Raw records
_____

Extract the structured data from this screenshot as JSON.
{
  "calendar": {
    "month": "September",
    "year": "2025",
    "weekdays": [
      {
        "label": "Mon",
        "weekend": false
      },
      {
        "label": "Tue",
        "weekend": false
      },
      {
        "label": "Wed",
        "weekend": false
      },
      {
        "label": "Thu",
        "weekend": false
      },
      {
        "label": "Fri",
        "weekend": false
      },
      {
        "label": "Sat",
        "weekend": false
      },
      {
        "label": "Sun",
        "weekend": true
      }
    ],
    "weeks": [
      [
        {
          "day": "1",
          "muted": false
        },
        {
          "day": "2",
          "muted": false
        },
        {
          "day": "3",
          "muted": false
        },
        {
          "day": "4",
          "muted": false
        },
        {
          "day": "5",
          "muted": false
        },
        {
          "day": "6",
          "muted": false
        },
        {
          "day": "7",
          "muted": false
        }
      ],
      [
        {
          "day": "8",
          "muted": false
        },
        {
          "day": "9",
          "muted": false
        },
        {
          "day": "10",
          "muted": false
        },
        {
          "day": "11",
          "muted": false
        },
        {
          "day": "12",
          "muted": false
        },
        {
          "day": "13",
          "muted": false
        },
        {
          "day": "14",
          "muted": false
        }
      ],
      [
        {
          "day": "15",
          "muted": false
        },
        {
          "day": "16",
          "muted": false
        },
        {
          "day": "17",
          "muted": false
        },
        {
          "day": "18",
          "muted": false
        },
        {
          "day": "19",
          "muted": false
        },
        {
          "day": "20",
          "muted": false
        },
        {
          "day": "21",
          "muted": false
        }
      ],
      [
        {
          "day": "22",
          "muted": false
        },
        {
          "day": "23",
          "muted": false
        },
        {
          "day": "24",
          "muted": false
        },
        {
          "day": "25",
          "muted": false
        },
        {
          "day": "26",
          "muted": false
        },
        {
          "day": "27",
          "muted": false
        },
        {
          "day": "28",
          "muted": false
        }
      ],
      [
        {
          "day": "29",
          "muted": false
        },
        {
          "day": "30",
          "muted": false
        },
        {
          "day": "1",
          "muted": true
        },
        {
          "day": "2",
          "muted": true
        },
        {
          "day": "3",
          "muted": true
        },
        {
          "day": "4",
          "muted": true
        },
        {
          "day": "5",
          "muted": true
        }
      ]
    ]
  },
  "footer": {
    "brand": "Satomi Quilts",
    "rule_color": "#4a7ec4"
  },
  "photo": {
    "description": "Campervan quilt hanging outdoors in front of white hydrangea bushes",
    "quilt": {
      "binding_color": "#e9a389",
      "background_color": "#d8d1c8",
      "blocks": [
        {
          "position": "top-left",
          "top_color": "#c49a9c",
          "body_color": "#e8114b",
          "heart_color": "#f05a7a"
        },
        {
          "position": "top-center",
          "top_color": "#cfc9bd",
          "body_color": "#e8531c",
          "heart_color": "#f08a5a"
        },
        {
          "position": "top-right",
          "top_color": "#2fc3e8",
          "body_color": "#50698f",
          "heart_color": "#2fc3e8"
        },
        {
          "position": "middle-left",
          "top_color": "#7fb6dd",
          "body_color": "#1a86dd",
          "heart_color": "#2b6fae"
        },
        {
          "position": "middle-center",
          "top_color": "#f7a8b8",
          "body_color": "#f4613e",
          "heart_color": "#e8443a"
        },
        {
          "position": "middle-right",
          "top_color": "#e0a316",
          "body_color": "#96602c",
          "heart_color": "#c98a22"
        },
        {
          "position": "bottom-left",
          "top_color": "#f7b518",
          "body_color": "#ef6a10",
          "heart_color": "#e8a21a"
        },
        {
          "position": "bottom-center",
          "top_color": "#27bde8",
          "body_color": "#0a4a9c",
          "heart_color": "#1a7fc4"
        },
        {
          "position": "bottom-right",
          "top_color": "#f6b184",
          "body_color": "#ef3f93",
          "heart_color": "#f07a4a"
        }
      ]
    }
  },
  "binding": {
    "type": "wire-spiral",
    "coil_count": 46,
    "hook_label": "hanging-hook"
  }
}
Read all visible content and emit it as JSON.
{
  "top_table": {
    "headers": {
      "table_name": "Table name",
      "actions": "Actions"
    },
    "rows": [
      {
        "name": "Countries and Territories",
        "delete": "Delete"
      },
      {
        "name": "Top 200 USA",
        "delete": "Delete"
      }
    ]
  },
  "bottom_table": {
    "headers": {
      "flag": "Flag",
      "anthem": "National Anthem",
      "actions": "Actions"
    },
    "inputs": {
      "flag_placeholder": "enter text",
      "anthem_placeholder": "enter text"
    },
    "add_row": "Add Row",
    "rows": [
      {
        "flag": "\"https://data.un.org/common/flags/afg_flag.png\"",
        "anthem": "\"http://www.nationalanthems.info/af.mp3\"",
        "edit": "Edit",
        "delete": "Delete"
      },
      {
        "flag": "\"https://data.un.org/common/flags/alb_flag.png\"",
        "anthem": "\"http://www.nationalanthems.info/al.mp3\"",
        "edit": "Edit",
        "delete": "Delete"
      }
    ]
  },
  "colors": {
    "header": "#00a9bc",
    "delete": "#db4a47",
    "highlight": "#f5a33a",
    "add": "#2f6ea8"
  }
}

_____

* **Problem requirements**
Print the material once more, exactly.

* **Result for this task**
Extract the structured data from this screenshot as JSON.
{
  "calendar": {
    "month": "September",
    "year": "2025",
    "weekdays": [
      {
        "label": "Mon",
        "weekend": false
      },
      {
        "label": "Tue",
        "weekend": false
      },
      {
        "label": "Wed",
        "weekend": false
      },
      {
        "label": "Thu",
        "weekend": false
      },
      {
        "label": "Fri",
        "weekend": false
      },
      {
        "label": "Sat",
        "weekend": false
      },
      {
        "label": "Sun",
        "weekend": true
      }
    ],
    "weeks": [
      [
        {
          "day": "1",
          "muted": false
        },
        {
          "day": "2",
          "muted": false
        },
        {
          "day": "3",
          "muted": false
        },
        {
          "day": "4",
          "muted": false
        },
        {
          "day": "5",
          "muted": false
        },
        {
          "day": "6",
          "muted": false
        },
        {
          "day": "7",
          "muted": false
        }
      ],
      [
        {
          "day": "8",
          "muted": false
        },
        {
          "day": "9",
          "muted": false
        },
        {
          "day": "10",
          "muted": false
        },
        {
          "day": "11",
          "muted": false
        },
        {
          "day": "12",
          "muted": false
        },
        {
          "day": "13",
          "muted": false
        },
        {
          "day": "14",
          "muted": false
        }
      ],
      [
        {
          "day": "15",
          "muted": false
        },
        {
          "day": "16",
          "muted": false
        },
        {
          "day": "17",
          "muted": false
        },
        {
          "day": "18",
          "muted": false
        },
        {
          "day": "19",
          "muted": false
        },
        {
          "day": "20",
          "muted": false
        },
        {
          "day": "21",
          "muted": false
        }
      ],
      [
        {
          "day": "22",
          "muted": false
        },
        {
          "day": "23",
          "muted": false
        },
        {
          "day": "24",
          "muted": false
        },
        {
          "day": "25",
          "muted": false
        },
        {
          "day": "26",
          "muted": false
        },
        {
          "day": "27",
          "muted": false
        },
        {
          "day": "28",
          "muted": false
        }
      ],
      [
        {
          "day": "29",
          "muted": false
        },
        {
          "day": "30",
          "muted": false
        },
        {
          "day": "1",
          "muted": true
        },
        {
          "day": "2",
          "muted": true
        },
        {
          "day": "3",
          "muted": true
        },
        {
          "day": "4",
          "muted": true
        },
        {
          "day": "5",
          "muted": true
        }
      ]
    ]
  },
  "footer": {
    "brand": "Satomi Quilts",
    "rule_color": "#4a7ec4"
  },
  "photo": {
    "description": "Campervan quilt hanging outdoors in front of white hydrangea bushes",
    "quilt": {
      "binding_color": "#e9a389",
      "background_color": "#d8d1c8",
      "blocks": [
        {
          "position": "top-left",
          "top_color": "#c49a9c",
          "body_color": "#e8114b",
          "heart_color": "#f05a7a"
        },
        {
          "position": "top-center",
          "top_color": "#cfc9bd",
          "body_color": "#e8531c",
          "heart_color": "#f08a5a"
        },
        {
          "position": "top-right",
          "top_color": "#2fc3e8",
          "body_color": "#50698f",
          "heart_color": "#2fc3e8"
        },
        {
          "position": "middle-left",
          "top_color": "#7fb6dd",
          "body_color": "#1a86dd",
          "heart_color": "#2b6fae"
        },
        {
          "position": "middle-center",
          "top_color": "#f7a8b8",
          "body_color": "#f4613e",
          "heart_color": "#e8443a"
        },
        {
          "position": "middle-right",
          "top_color": "#e0a316",
          "body_color": "#96602c",
          "heart_color": "#c98a22"
        },
        {
          "position": "bottom-left",
          "top_color": "#f7b518",
          "body_color": "#ef6a10",
          "heart_color": "#e8a21a"
        },
        {
          "position": "bottom-center",
          "top_color": "#27bde8",
          "body_color": "#0a4a9c",
          "heart_color": "#1a7fc4"
        },
        {
          "position": "bottom-right",
          "top_color": "#f6b184",
          "body_color": "#ef3f93",
          "heart_color": "#f07a4a"
        }
      ]
    }
  },
  "binding": {
    "type": "wire-spiral",
    "coil_count": 46,
    "hook_label": "hanging-hook"
  }
}
Read all visible content and emit it as JSON.
{
  "top_table": {
    "headers": {
      "table_name": "Table name",
      "actions": "Actions"
    },
    "rows": [
      {
        "name": "Countries and Territories",
        "delete": "Delete"
      },
      {
        "name": "Top 200 USA",
        "delete": "Delete"
      }
    ]
  },
  "bottom_table": {
    "headers": {
      "flag": "Flag",
      "anthem": "National Anthem",
      "actions": "Actions"
    },
    "inputs": {
      "flag_placeholder": "enter text",
      "anthem_placeholder": "enter text"
    },
    "add_row": "Add Row",
    "rows": [
      {
        "flag": "\"https://data.un.org/common/flags/afg_flag.png\"",
        "anthem": "\"http://www.nationalanthems.info/af.mp3\"",
        "edit": "Edit",
        "delete": "Delete"
      },
      {
        "flag": "\"https://data.un.org/common/flags/alb_flag.png\"",
        "anthem": "\"http://www.nationalanthems.info/al.mp3\"",
        "edit": "Edit",
        "delete": "Delete"
      }
    ]
  },
  "colors": {
    "header": "#00a9bc",
    "delete": "#db4a47",
    "highlight": "#f5a33a",
    "add": "#2f6ea8"
  }
}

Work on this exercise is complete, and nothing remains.